▶ [TO BE DONE]: Records follow. Select each line holding "Diocesan".

----- EXTRACTED MATERIAL

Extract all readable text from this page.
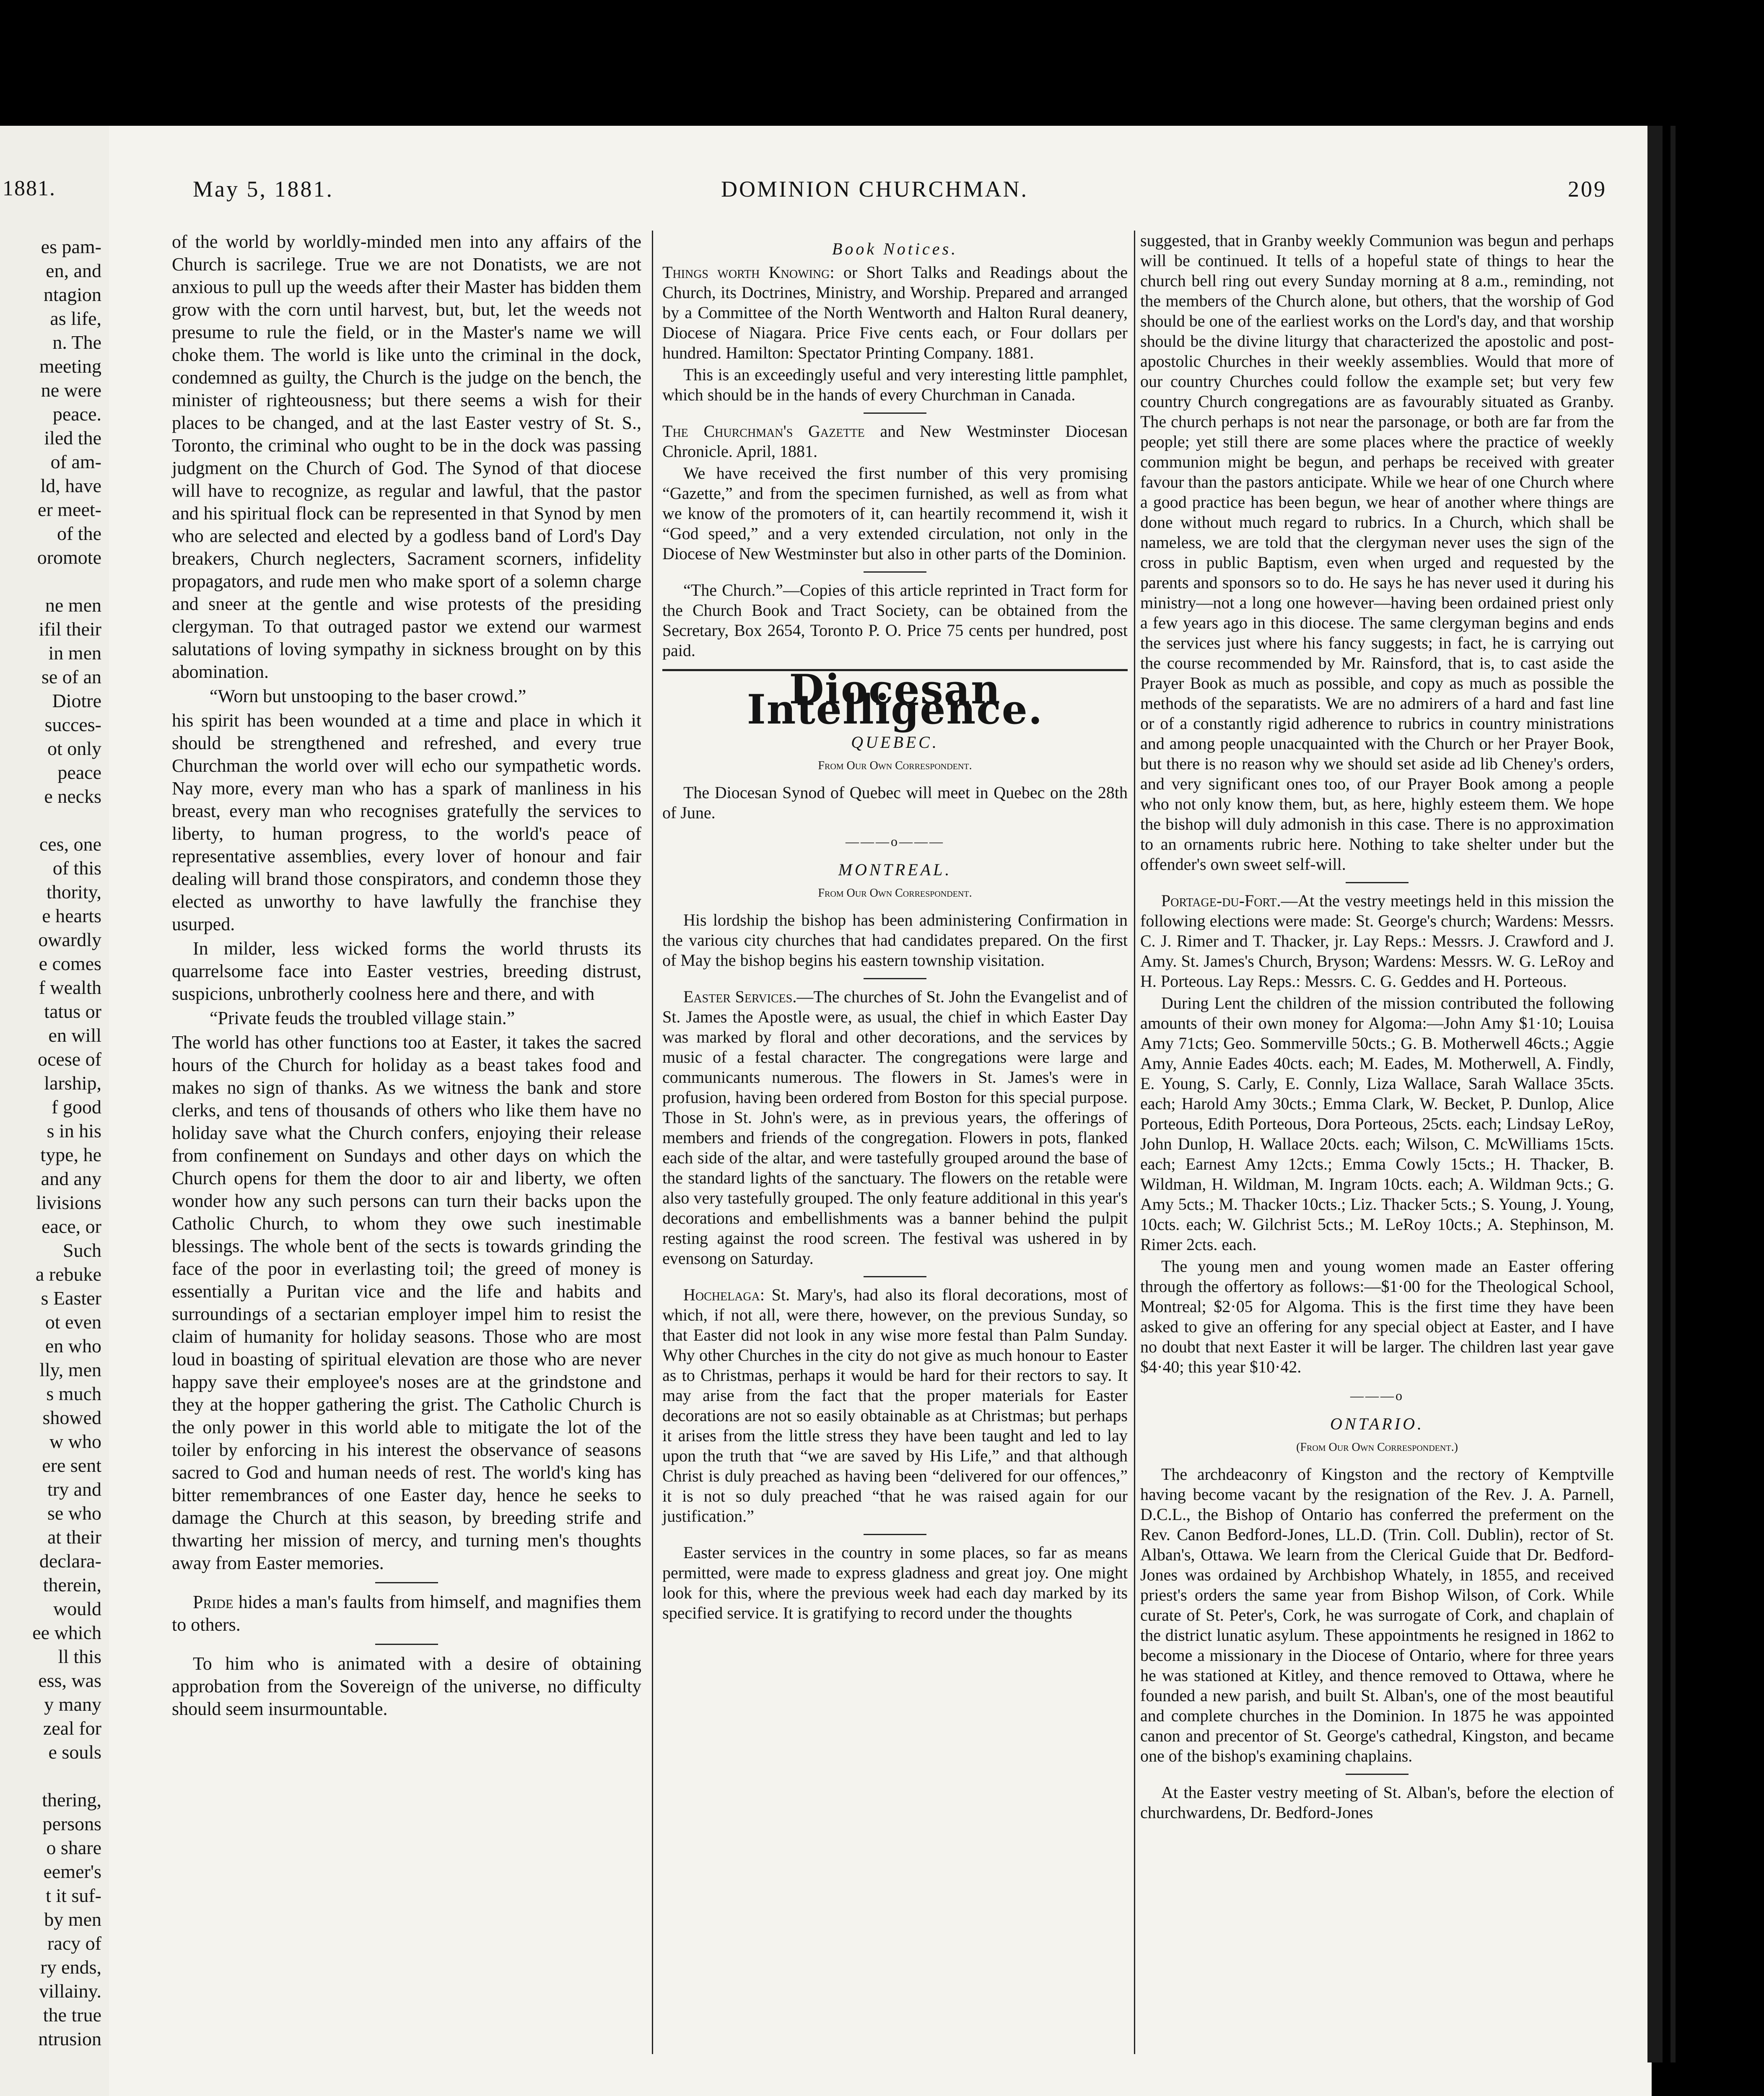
1881.
es pam-
en, and
ntagion
as life,
n. The
meeting
ne were
peace.
iled the
of am-
ld, have
er meet-
of the
oromote

ne men
ifil their
in men
se of an
Diotre
succes-
ot only
peace
e necks

ces, one
of this
thority,
e hearts
owardly
e comes
f wealth
tatus or
en will
ocese of
larship,
f good
s in his
type, he
and any
livisions
eace, or
Such
a rebuke
s Easter
ot even
en who
lly, men
s much
showed
w who
ere sent
try and
se who
at their
declara-
therein,
would
ee which
ll this
ess, was
y many
zeal for
e souls

thering,
persons
o share
eemer's
t it suf-
by men
racy of
ry ends,
villainy.
the true
ntrusion
May 5, 1881.	DOMINION CHURCHMAN.	209

of the world by worldly-minded men into any affairs of the Church is sacrilege. True we are not Donatists, we are not anxious to pull up the weeds after their Master has bidden them grow with the corn until harvest, but, but, let the weeds not presume to rule the field, or in the Master's name we will choke them. The world is like unto the criminal in the dock, condemned as guilty, the Church is the judge on the bench, the minister of righteousness; but there seems a wish for their places to be changed, and at the last Easter vestry of St. S., Toronto, the criminal who ought to be in the dock was passing judgment on the Church of God. The Synod of that diocese will have to recognize, as regular and lawful, that the pastor and his spiritual flock can be represented in that Synod by men who are selected and elected by a godless band of Lord's Day breakers, Church neglecters, Sacrament scorners, infidelity propagators, and rude men who make sport of a solemn charge and sneer at the gentle and wise protests of the presiding clergyman. To that outraged pastor we extend our warmest salutations of loving sympathy in sickness brought on by this abomination.

“Worn but unstooping to the baser crowd.”

his spirit has been wounded at a time and place in which it should be strengthened and refreshed, and every true Churchman the world over will echo our sympathetic words. Nay more, every man who has a spark of manliness in his breast, every man who recognises gratefully the services to liberty, to human progress, to the world's peace of representative assemblies, every lover of honour and fair dealing will brand those conspirators, and condemn those they elected as unworthy to have lawfully the franchise they usurped.

In milder, less wicked forms the world thrusts its quarrelsome face into Easter vestries, breeding distrust, suspicions, unbrotherly coolness here and there, and with

“Private feuds the troubled village stain.”

The world has other functions too at Easter, it takes the sacred hours of the Church for holiday as a beast takes food and makes no sign of thanks. As we witness the bank and store clerks, and tens of thousands of others who like them have no holiday save what the Church confers, enjoying their release from confinement on Sundays and other days on which the Church opens for them the door to air and liberty, we often wonder how any such persons can turn their backs upon the Catholic Church, to whom they owe such inestimable blessings. The whole bent of the sects is towards grinding the face of the poor in everlasting toil; the greed of money is essentially a Puritan vice and the life and habits and surroundings of a sectarian employer impel him to resist the claim of humanity for holiday seasons. Those who are most loud in boasting of spiritual elevation are those who are never happy save their employee's noses are at the grindstone and they at the hopper gathering the grist. The Catholic Church is the only power in this world able to mitigate the lot of the toiler by enforcing in his interest the observance of seasons sacred to God and human needs of rest. The world's king has bitter remembrances of one Easter day, hence he seeks to damage the Church at this season, by breeding strife and thwarting her mission of mercy, and turning men's thoughts away from Easter memories.

Pride hides a man's faults from himself, and magnifies them to others.

To him who is animated with a desire of obtaining approbation from the Sovereign of the universe, no difficulty should seem insurmountable.

Book Notices.

Things worth Knowing: or Short Talks and Readings about the Church, its Doctrines, Ministry, and Worship. Prepared and arranged by a Committee of the North Wentworth and Halton Rural deanery, Diocese of Niagara. Price Five cents each, or Four dollars per hundred. Hamilton: Spectator Printing Company. 1881.

This is an exceedingly useful and very interesting little pamphlet, which should be in the hands of every Churchman in Canada.

The Churchman's Gazette and New Westminster Diocesan Chronicle. April, 1881.

We have received the first number of this very promising “Gazette,” and from the specimen furnished, as well as from what we know of the promoters of it, can heartily recommend it, wish it “God speed,” and a very extended circulation, not only in the Diocese of New Westminster but also in other parts of the Dominion.

“The Church.”—Copies of this article reprinted in Tract form for the Church Book and Tract Society, can be obtained from the Secretary, Box 2654, Toronto P. O. Price 75 cents per hundred, post paid.

Diocesan Intelligence.
QUEBEC.
From Our Own Correspondent.

The Diocesan Synod of Quebec will meet in Quebec on the 28th of June.

———o———
MONTREAL.
From Our Own Correspondent.

His lordship the bishop has been administering Confirmation in the various city churches that had candidates prepared. On the first of May the bishop begins his eastern township visitation.

Easter Services.—The churches of St. John the Evangelist and of St. James the Apostle were, as usual, the chief in which Easter Day was marked by floral and other decorations, and the services by music of a festal character. The congregations were large and communicants numerous. The flowers in St. James's were in profusion, having been ordered from Boston for this special purpose. Those in St. John's were, as in previous years, the offerings of members and friends of the congregation. Flowers in pots, flanked each side of the altar, and were tastefully grouped around the base of the standard lights of the sanctuary. The flowers on the retable were also very tastefully grouped. The only feature additional in this year's decorations and embellishments was a banner behind the pulpit resting against the rood screen. The festival was ushered in by evensong on Saturday.

Hochelaga: St. Mary's, had also its floral decorations, most of which, if not all, were there, however, on the previous Sunday, so that Easter did not look in any wise more festal than Palm Sunday. Why other Churches in the city do not give as much honour to Easter as to Christmas, perhaps it would be hard for their rectors to say. It may arise from the fact that the proper materials for Easter decorations are not so easily obtainable as at Christmas; but perhaps it arises from the little stress they have been taught and led to lay upon the truth that “we are saved by His Life,” and that although Christ is duly preached as having been “delivered for our offences,” it is not so duly preached “that he was raised again for our justification.”

Easter services in the country in some places, so far as means permitted, were made to express gladness and great joy. One might look for this, where the previous week had each day marked by its specified service. It is gratifying to record under the thoughts

suggested, that in Granby weekly Communion was begun and perhaps will be continued. It tells of a hopeful state of things to hear the church bell ring out every Sunday morning at 8 a.m., reminding, not the members of the Church alone, but others, that the worship of God should be one of the earliest works on the Lord's day, and that worship should be the divine liturgy that characterized the apostolic and post-apostolic Churches in their weekly assemblies. Would that more of our country Churches could follow the example set; but very few country Church congregations are as favourably situated as Granby. The church perhaps is not near the parsonage, or both are far from the people; yet still there are some places where the practice of weekly communion might be begun, and perhaps be received with greater favour than the pastors anticipate. While we hear of one Church where a good practice has been begun, we hear of another where things are done without much regard to rubrics. In a Church, which shall be nameless, we are told that the clergyman never uses the sign of the cross in public Baptism, even when urged and requested by the parents and sponsors so to do. He says he has never used it during his ministry—not a long one however—having been ordained priest only a few years ago in this diocese. The same clergyman begins and ends the services just where his fancy suggests; in fact, he is carrying out the course recommended by Mr. Rainsford, that is, to cast aside the Prayer Book as much as possible, and copy as much as possible the methods of the separatists. We are no admirers of a hard and fast line or of a constantly rigid adherence to rubrics in country ministrations and among people unacquainted with the Church or her Prayer Book, but there is no reason why we should set aside ad lib Cheney's orders, and very significant ones too, of our Prayer Book among a people who not only know them, but, as here, highly esteem them. We hope the bishop will duly admonish in this case. There is no approximation to an ornaments rubric here. Nothing to take shelter under but the offender's own sweet self-will.

Portage-du-Fort.—At the vestry meetings held in this mission the following elections were made: St. George's church; Wardens: Messrs. C. J. Rimer and T. Thacker, jr. Lay Reps.: Messrs. J. Crawford and J. Amy. St. James's Church, Bryson; Wardens: Messrs. W. G. LeRoy and H. Porteous. Lay Reps.: Messrs. C. G. Geddes and H. Porteous.

During Lent the children of the mission contributed the following amounts of their own money for Algoma:—John Amy $1·10; Louisa Amy 71cts; Geo. Sommerville 50cts.; G. B. Motherwell 46cts.; Aggie Amy, Annie Eades 40cts. each; M. Eades, M. Motherwell, A. Findly, E. Young, S. Carly, E. Connly, Liza Wallace, Sarah Wallace 35cts. each; Harold Amy 30cts.; Emma Clark, W. Becket, P. Dunlop, Alice Porteous, Edith Porteous, Dora Porteous, 25cts. each; Lindsay LeRoy, John Dunlop, H. Wallace 20cts. each; Wilson, C. McWilliams 15cts. each; Earnest Amy 12cts.; Emma Cowly 15cts.; H. Thacker, B. Wildman, H. Wildman, M. Ingram 10cts. each; A. Wildman 9cts.; G. Amy 5cts.; M. Thacker 10cts.; Liz. Thacker 5cts.; S. Young, J. Young, 10cts. each; W. Gilchrist 5cts.; M. LeRoy 10cts.; A. Stephinson, M. Rimer 2cts. each.

The young men and young women made an Easter offering through the offertory as follows:—$1·00 for the Theological School, Montreal; $2·05 for Algoma. This is the first time they have been asked to give an offering for any special object at Easter, and I have no doubt that next Easter it will be larger. The children last year gave $4·40; this year $10·42.

———o
ONTARIO.
(From Our Own Correspondent.)

The archdeaconry of Kingston and the rectory of Kemptville having become vacant by the resignation of the Rev. J. A. Parnell, D.C.L., the Bishop of Ontario has conferred the preferment on the Rev. Canon Bedford-Jones, LL.D. (Trin. Coll. Dublin), rector of St. Alban's, Ottawa. We learn from the Clerical Guide that Dr. Bedford-Jones was ordained by Archbishop Whately, in 1855, and received priest's orders the same year from Bishop Wilson, of Cork. While curate of St. Peter's, Cork, he was surrogate of Cork, and chaplain of the district lunatic asylum. These appointments he resigned in 1862 to become a missionary in the Diocese of Ontario, where for three years he was stationed at Kitley, and thence removed to Ottawa, where he founded a new parish, and built St. Alban's, one of the most beautiful and complete churches in the Dominion. In 1875 he was appointed canon and precentor of St. George's cathedral, Kingston, and became one of the bishop's examining chaplains.

At the Easter vestry meeting of St. Alban's, before the election of churchwardens, Dr. Bedford-Jones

----------

▶ [OUTPUT OF THE EXERCISE]:
The Churchman's Gazette and New Westminster Diocesan Chronicle. April, 1881.
Diocesan Intelligence.
The Diocesan Synod of Quebec will meet in Quebec on the 28th of June.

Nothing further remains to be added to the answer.